Find every line below that contains the word "placeholder" and copy it out.

··· Record excerpts ···

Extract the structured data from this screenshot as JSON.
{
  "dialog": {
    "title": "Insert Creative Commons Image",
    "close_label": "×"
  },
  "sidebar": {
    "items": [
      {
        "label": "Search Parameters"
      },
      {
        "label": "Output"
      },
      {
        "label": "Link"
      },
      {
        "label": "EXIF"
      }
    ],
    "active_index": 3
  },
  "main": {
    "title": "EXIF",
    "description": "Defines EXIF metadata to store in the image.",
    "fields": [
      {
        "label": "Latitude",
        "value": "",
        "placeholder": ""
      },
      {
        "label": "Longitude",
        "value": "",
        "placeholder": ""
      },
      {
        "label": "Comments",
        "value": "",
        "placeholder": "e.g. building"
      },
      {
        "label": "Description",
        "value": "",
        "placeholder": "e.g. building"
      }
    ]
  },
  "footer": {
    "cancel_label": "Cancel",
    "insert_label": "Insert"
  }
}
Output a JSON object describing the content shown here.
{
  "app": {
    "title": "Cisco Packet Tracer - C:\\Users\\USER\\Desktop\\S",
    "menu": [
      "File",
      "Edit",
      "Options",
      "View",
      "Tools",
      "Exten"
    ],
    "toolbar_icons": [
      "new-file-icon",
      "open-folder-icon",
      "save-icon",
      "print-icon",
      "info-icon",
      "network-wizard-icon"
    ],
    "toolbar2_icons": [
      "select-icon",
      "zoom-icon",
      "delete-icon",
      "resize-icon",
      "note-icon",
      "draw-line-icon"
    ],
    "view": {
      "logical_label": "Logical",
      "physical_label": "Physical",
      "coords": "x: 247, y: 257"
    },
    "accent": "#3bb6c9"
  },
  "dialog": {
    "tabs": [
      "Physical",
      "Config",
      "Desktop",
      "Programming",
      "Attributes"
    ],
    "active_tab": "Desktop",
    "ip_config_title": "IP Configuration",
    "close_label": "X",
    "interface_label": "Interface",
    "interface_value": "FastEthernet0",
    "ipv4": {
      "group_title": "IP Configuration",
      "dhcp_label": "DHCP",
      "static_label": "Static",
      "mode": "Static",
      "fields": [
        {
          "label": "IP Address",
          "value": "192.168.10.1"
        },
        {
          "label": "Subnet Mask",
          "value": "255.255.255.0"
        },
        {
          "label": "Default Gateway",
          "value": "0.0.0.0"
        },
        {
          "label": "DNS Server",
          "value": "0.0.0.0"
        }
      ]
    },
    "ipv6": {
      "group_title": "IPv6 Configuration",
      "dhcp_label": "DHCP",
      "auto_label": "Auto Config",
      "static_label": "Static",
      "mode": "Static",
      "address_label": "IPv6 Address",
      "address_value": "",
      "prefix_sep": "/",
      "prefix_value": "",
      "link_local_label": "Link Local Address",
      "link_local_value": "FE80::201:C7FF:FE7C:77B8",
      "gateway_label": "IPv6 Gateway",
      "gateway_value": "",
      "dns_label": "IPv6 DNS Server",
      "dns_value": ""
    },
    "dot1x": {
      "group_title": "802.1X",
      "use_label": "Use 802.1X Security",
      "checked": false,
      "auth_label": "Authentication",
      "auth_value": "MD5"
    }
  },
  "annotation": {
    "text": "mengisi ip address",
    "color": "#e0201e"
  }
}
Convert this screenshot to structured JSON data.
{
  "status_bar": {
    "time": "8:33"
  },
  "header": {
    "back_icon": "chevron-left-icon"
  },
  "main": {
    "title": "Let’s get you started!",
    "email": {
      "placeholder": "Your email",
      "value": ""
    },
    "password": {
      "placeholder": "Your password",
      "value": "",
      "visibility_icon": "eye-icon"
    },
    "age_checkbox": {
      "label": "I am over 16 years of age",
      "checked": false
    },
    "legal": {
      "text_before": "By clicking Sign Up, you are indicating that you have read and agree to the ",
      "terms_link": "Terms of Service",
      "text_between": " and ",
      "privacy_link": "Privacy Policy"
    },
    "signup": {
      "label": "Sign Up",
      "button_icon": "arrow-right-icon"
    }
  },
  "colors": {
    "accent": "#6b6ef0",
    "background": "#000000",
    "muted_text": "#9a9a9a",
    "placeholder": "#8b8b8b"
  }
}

···

> **Written response**:
        "placeholder": ""
        "placeholder": ""
        "placeholder": "e.g. building"
        "placeholder": "e.g. building"
      "placeholder": "Your email",
      "placeholder": "Your password",
    "placeholder": "#8b8b8b"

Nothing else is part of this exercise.